-- Begin Dataset content --

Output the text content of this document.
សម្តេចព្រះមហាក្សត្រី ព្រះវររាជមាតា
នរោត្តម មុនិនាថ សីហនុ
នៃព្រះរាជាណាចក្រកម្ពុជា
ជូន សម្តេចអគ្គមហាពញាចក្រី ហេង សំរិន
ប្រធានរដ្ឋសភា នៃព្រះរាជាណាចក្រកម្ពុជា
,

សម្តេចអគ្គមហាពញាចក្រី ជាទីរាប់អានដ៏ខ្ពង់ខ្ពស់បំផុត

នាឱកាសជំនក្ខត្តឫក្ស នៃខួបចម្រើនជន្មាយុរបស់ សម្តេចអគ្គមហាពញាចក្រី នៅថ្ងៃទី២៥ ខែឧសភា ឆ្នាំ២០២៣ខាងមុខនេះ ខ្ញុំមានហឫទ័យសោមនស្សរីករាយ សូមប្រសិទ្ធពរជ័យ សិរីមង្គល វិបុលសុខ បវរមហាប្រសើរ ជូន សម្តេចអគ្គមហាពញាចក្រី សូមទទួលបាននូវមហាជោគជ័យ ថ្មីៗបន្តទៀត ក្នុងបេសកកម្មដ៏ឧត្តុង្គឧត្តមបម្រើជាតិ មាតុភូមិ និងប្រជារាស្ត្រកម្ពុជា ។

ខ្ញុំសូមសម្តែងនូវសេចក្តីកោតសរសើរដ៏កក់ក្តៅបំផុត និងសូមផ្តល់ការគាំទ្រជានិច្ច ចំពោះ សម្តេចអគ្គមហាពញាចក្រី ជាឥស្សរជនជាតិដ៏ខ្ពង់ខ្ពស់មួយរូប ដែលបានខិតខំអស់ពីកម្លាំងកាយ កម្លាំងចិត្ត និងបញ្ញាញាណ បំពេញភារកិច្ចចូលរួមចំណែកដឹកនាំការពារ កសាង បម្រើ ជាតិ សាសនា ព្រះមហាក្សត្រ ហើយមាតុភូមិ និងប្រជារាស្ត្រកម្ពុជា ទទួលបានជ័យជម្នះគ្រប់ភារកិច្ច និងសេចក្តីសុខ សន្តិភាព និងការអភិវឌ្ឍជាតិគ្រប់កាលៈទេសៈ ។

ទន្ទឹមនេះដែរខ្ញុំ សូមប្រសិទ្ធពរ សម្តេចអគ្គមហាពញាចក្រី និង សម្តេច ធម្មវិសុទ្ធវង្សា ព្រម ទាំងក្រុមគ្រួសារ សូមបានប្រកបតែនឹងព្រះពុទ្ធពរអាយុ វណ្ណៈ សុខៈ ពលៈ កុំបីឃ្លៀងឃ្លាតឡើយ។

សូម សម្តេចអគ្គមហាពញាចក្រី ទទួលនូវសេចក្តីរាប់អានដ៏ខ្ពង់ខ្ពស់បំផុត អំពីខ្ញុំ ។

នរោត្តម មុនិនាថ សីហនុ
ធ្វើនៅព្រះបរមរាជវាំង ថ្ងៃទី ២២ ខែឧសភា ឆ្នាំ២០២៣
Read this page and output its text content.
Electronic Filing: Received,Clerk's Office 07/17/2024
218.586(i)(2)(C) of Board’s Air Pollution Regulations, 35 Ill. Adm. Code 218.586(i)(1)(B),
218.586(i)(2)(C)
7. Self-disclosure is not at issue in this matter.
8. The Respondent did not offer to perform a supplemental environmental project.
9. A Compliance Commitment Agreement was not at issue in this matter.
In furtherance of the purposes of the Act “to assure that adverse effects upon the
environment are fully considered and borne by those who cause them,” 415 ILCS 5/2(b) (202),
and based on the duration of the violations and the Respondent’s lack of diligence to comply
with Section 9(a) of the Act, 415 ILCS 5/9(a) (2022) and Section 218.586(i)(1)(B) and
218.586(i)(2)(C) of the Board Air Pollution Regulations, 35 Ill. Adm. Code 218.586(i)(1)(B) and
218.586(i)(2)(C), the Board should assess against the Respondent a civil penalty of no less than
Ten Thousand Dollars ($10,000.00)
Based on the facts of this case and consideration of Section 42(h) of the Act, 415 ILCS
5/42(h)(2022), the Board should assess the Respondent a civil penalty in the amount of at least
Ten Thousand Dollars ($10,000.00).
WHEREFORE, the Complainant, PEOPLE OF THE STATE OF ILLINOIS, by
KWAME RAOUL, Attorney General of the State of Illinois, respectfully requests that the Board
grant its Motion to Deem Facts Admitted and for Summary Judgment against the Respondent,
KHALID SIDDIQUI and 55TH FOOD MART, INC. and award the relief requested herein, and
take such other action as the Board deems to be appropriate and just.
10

-- End Dataset content --

Instructions to follow:
Transcribe all of the material exactly. Omit nothing.

Answer to the task:
Output the text content of this document.
សម្តេចព្រះមហាក្សត្រី ព្រះវររាជមាតា
នរោត្តម មុនិនាថ សីហនុ
នៃព្រះរាជាណាចក្រកម្ពុជា
ជូន សម្តេចអគ្គមហាពញាចក្រី ហេង សំរិន
ប្រធានរដ្ឋសភា នៃព្រះរាជាណាចក្រកម្ពុជា
,

សម្តេចអគ្គមហាពញាចក្រី ជាទីរាប់អានដ៏ខ្ពង់ខ្ពស់បំផុត

នាឱកាសជំនក្ខត្តឫក្ស នៃខួបចម្រើនជន្មាយុរបស់ សម្តេចអគ្គមហាពញាចក្រី នៅថ្ងៃទី២៥ ខែឧសភា ឆ្នាំ២០២៣ខាងមុខនេះ ខ្ញុំមានហឫទ័យសោមនស្សរីករាយ សូមប្រសិទ្ធពរជ័យ សិរីមង្គល វិបុលសុខ បវរមហាប្រសើរ ជូន សម្តេចអគ្គមហាពញាចក្រី សូមទទួលបាននូវមហាជោគជ័យ ថ្មីៗបន្តទៀត ក្នុងបេសកកម្មដ៏ឧត្តុង្គឧត្តមបម្រើជាតិ មាតុភូមិ និងប្រជារាស្ត្រកម្ពុជា ។

ខ្ញុំសូមសម្តែងនូវសេចក្តីកោតសរសើរដ៏កក់ក្តៅបំផុត និងសូមផ្តល់ការគាំទ្រជានិច្ច ចំពោះ សម្តេចអគ្គមហាពញាចក្រី ជាឥស្សរជនជាតិដ៏ខ្ពង់ខ្ពស់មួយរូប ដែលបានខិតខំអស់ពីកម្លាំងកាយ កម្លាំងចិត្ត និងបញ្ញាញាណ បំពេញភារកិច្ចចូលរួមចំណែកដឹកនាំការពារ កសាង បម្រើ ជាតិ សាសនា ព្រះមហាក្សត្រ ហើយមាតុភូមិ និងប្រជារាស្ត្រកម្ពុជា ទទួលបានជ័យជម្នះគ្រប់ភារកិច្ច និងសេចក្តីសុខ សន្តិភាព និងការអភិវឌ្ឍជាតិគ្រប់កាលៈទេសៈ ។

ទន្ទឹមនេះដែរខ្ញុំ សូមប្រសិទ្ធពរ សម្តេចអគ្គមហាពញាចក្រី និង សម្តេច ធម្មវិសុទ្ធវង្សា ព្រម ទាំងក្រុមគ្រួសារ សូមបានប្រកបតែនឹងព្រះពុទ្ធពរអាយុ វណ្ណៈ សុខៈ ពលៈ កុំបីឃ្លៀងឃ្លាតឡើយ។

សូម សម្តេចអគ្គមហាពញាចក្រី ទទួលនូវសេចក្តីរាប់អានដ៏ខ្ពង់ខ្ពស់បំផុត អំពីខ្ញុំ ។

នរោត្តម មុនិនាថ សីហនុ
ធ្វើនៅព្រះបរមរាជវាំង ថ្ងៃទី ២២ ខែឧសភា ឆ្នាំ២០២៣
Read this page and output its text content.
Electronic Filing: Received,Clerk's Office 07/17/2024
218.586(i)(2)(C) of Board’s Air Pollution Regulations, 35 Ill. Adm. Code 218.586(i)(1)(B),
218.586(i)(2)(C)
7. Self-disclosure is not at issue in this matter.
8. The Respondent did not offer to perform a supplemental environmental project.
9. A Compliance Commitment Agreement was not at issue in this matter.
In furtherance of the purposes of the Act “to assure that adverse effects upon the
environment are fully considered and borne by those who cause them,” 415 ILCS 5/2(b) (202),
and based on the duration of the violations and the Respondent’s lack of diligence to comply
with Section 9(a) of the Act, 415 ILCS 5/9(a) (2022) and Section 218.586(i)(1)(B) and
218.586(i)(2)(C) of the Board Air Pollution Regulations, 35 Ill. Adm. Code 218.586(i)(1)(B) and
218.586(i)(2)(C), the Board should assess against the Respondent a civil penalty of no less than
Ten Thousand Dollars ($10,000.00)
Based on the facts of this case and consideration of Section 42(h) of the Act, 415 ILCS
5/42(h)(2022), the Board should assess the Respondent a civil penalty in the amount of at least
Ten Thousand Dollars ($10,000.00).
WHEREFORE, the Complainant, PEOPLE OF THE STATE OF ILLINOIS, by
KWAME RAOUL, Attorney General of the State of Illinois, respectfully requests that the Board
grant its Motion to Deem Facts Admitted and for Summary Judgment against the Respondent,
KHALID SIDDIQUI and 55TH FOOD MART, INC. and award the relief requested herein, and
take such other action as the Board deems to be appropriate and just.
10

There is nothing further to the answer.